[Start Data shown]

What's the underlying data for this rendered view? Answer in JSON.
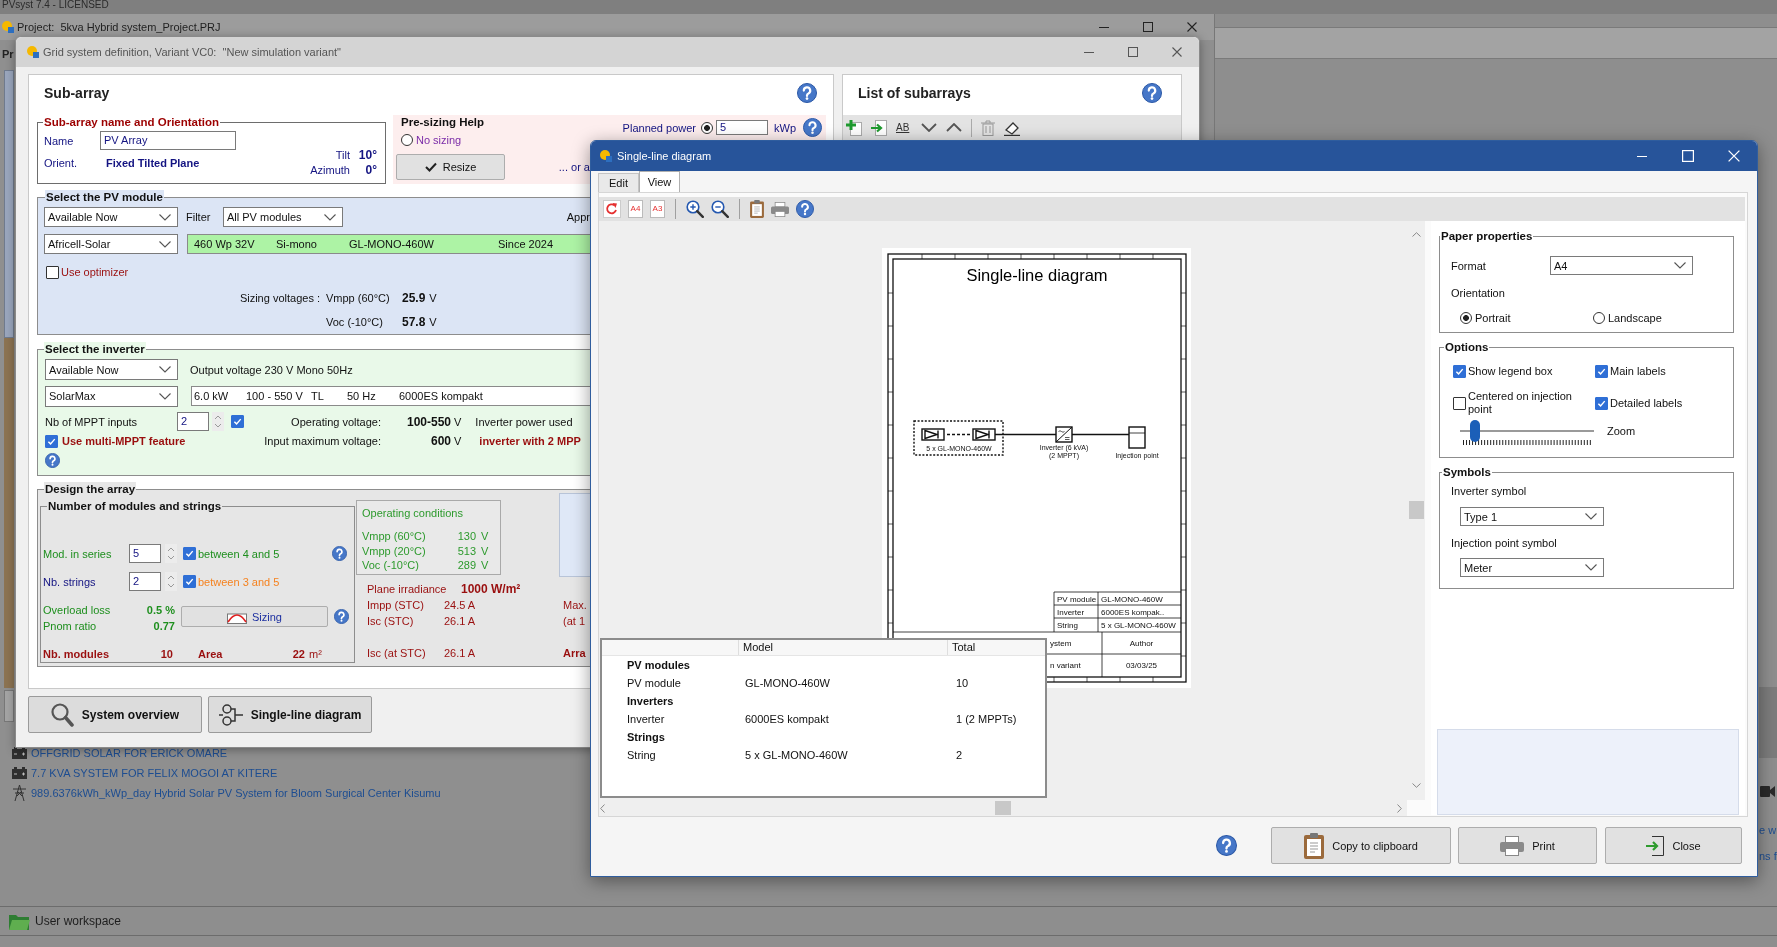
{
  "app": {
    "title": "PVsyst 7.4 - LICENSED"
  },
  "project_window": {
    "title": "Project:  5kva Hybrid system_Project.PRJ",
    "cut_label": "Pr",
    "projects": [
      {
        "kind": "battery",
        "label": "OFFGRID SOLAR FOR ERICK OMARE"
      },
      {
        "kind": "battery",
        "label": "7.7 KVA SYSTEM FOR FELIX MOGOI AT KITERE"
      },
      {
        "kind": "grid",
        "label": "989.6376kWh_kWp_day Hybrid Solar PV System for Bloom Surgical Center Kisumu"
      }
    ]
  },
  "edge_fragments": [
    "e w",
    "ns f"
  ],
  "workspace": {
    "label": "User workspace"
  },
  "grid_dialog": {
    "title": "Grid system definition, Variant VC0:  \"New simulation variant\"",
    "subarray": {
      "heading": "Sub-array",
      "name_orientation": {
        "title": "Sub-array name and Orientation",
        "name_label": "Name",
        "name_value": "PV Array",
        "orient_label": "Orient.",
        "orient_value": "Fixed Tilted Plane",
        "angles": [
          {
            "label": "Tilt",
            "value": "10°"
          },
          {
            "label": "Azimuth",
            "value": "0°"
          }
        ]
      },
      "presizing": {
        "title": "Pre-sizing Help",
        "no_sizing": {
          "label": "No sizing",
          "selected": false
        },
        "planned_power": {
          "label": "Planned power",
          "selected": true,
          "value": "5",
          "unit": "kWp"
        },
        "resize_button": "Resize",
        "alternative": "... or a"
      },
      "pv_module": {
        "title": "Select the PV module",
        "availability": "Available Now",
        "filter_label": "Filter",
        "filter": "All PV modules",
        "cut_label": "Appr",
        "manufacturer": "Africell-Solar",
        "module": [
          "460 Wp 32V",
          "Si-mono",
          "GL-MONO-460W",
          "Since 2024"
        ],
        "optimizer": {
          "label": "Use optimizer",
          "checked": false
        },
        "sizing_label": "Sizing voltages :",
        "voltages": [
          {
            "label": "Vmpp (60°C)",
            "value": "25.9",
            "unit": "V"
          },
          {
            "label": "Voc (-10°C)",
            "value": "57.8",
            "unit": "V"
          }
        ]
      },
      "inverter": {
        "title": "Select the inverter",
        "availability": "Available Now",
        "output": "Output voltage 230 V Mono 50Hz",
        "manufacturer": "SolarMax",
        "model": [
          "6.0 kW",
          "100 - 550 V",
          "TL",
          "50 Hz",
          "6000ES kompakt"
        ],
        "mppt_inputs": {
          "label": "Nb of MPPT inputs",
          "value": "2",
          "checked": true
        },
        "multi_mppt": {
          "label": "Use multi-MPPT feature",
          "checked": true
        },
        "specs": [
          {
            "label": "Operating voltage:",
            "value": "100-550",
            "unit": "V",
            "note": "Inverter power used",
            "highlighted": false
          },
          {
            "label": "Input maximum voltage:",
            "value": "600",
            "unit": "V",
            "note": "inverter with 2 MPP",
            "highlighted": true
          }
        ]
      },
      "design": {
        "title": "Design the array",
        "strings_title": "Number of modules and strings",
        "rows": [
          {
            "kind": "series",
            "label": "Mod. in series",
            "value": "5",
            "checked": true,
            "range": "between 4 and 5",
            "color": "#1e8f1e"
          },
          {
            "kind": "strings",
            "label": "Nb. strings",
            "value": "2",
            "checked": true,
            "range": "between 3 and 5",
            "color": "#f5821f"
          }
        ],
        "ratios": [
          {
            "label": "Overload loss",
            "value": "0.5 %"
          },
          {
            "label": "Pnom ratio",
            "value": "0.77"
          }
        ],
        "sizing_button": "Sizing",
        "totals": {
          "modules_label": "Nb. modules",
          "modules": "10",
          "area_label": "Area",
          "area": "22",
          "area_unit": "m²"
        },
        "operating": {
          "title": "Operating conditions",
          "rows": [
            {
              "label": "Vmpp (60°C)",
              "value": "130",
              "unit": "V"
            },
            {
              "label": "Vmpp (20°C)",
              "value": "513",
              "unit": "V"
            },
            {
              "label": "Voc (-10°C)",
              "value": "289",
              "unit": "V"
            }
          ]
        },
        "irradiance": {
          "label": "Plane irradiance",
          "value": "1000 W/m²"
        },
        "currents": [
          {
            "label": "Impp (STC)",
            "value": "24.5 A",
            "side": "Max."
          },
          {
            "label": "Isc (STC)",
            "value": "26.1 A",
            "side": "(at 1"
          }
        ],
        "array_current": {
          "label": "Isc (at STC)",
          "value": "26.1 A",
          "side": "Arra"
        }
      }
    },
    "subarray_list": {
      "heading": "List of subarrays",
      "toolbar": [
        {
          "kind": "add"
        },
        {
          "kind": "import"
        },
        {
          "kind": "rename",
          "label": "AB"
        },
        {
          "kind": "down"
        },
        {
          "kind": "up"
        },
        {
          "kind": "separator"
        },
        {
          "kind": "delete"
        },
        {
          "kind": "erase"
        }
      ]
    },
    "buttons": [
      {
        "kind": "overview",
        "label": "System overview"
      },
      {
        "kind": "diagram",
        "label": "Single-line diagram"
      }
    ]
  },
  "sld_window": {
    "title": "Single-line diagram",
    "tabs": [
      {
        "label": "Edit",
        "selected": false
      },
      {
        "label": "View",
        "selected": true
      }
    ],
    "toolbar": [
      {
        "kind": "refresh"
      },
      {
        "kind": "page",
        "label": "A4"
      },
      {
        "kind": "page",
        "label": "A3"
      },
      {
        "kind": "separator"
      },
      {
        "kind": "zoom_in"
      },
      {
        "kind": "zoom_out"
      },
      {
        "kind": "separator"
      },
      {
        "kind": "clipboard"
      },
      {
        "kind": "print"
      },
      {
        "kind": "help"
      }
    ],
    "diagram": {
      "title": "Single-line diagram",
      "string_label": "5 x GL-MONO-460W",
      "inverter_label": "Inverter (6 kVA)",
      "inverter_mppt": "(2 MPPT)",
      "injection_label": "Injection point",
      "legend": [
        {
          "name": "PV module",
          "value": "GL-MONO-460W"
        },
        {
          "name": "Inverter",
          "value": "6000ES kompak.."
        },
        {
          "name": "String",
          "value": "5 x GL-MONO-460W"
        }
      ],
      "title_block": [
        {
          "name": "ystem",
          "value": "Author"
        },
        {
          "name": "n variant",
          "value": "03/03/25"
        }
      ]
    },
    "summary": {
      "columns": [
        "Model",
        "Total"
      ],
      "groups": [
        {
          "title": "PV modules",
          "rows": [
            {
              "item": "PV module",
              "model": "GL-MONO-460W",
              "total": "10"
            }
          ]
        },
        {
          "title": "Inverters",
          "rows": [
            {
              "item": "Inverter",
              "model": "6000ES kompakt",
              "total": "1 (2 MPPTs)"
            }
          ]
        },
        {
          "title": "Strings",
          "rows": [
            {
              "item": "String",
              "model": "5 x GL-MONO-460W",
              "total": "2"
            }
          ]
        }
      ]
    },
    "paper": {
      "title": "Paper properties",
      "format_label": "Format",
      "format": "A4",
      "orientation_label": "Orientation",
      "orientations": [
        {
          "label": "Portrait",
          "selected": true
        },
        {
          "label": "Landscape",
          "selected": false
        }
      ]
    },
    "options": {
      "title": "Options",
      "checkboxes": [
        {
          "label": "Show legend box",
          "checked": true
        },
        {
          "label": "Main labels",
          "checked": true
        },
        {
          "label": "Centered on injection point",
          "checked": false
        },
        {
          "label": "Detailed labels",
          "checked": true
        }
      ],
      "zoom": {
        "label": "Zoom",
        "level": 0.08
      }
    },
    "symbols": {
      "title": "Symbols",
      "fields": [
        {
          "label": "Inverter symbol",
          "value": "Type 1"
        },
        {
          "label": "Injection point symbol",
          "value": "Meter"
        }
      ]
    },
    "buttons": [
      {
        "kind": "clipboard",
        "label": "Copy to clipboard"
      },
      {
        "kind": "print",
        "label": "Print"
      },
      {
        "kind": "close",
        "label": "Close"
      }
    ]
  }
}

[End Data shown]
[Start Data shown]

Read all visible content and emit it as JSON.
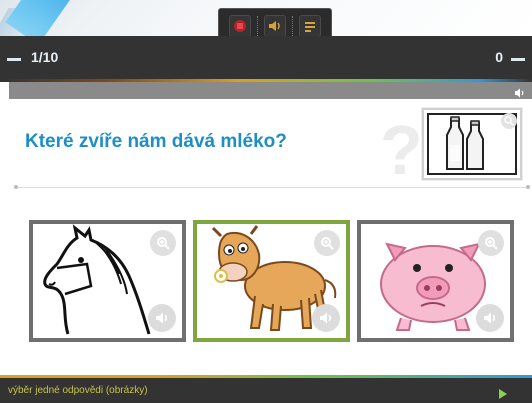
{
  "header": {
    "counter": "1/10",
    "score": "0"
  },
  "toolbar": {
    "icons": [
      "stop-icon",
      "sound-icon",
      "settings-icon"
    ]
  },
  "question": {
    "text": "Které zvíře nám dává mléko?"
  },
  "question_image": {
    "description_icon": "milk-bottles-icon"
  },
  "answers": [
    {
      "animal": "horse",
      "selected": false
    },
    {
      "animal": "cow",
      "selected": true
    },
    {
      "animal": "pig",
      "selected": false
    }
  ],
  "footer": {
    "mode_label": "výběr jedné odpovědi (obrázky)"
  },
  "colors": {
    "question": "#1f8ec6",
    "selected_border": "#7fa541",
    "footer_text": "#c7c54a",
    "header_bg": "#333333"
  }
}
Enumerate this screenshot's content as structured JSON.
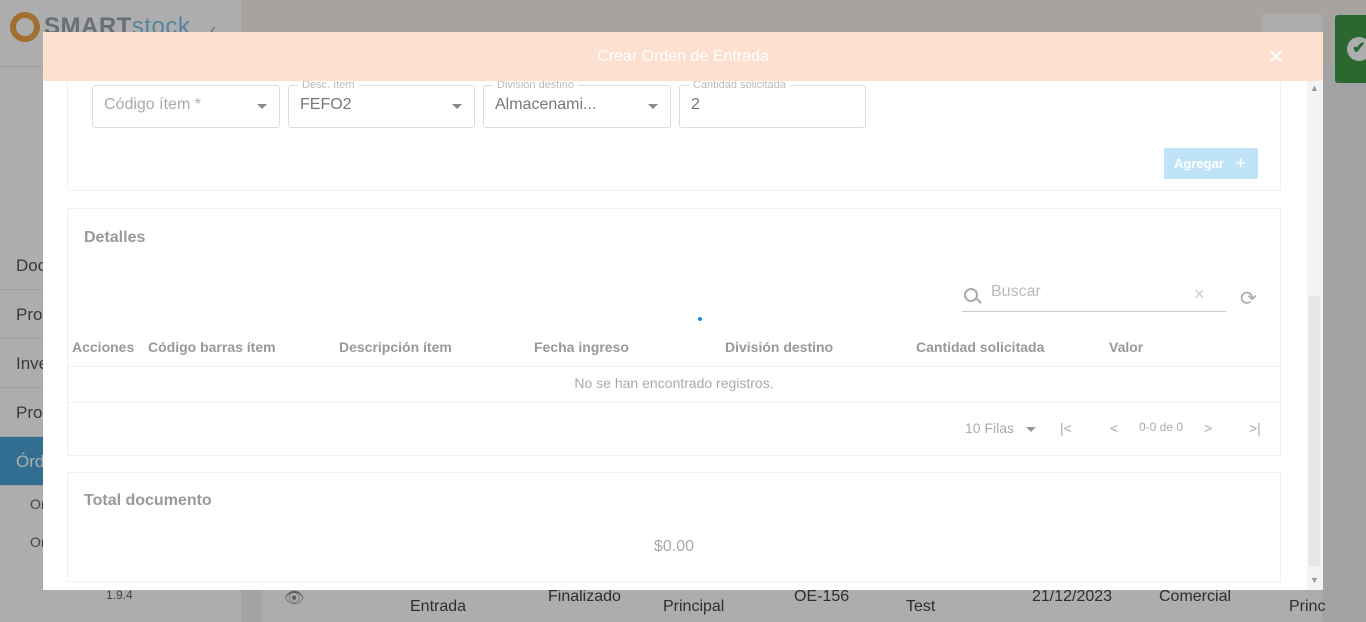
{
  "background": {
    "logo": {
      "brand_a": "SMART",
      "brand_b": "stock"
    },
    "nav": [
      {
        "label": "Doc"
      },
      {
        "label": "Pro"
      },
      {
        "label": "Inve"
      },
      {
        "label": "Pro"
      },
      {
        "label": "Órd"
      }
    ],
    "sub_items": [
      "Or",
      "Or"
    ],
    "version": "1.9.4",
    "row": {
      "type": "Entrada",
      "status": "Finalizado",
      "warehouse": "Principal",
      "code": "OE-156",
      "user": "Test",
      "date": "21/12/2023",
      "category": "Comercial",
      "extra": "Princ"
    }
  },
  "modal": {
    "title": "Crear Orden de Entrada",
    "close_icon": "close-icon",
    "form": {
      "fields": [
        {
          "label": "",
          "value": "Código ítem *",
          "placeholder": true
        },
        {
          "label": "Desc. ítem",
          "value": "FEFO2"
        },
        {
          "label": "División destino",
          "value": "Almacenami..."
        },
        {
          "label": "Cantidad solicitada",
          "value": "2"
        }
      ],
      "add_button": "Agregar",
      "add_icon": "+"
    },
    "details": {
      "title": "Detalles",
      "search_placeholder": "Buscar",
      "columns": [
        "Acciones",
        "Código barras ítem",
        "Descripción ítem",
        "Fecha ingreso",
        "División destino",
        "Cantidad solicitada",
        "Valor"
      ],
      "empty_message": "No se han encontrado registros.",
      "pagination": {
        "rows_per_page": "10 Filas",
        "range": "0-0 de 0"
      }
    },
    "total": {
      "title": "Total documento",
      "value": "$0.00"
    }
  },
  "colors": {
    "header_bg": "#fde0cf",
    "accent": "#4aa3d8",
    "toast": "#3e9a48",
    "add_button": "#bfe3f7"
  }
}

[End Data shown]

## Work to be completed
Tell how many lines in the material above include the word "irradiance", giving the number only.

## Finished task
2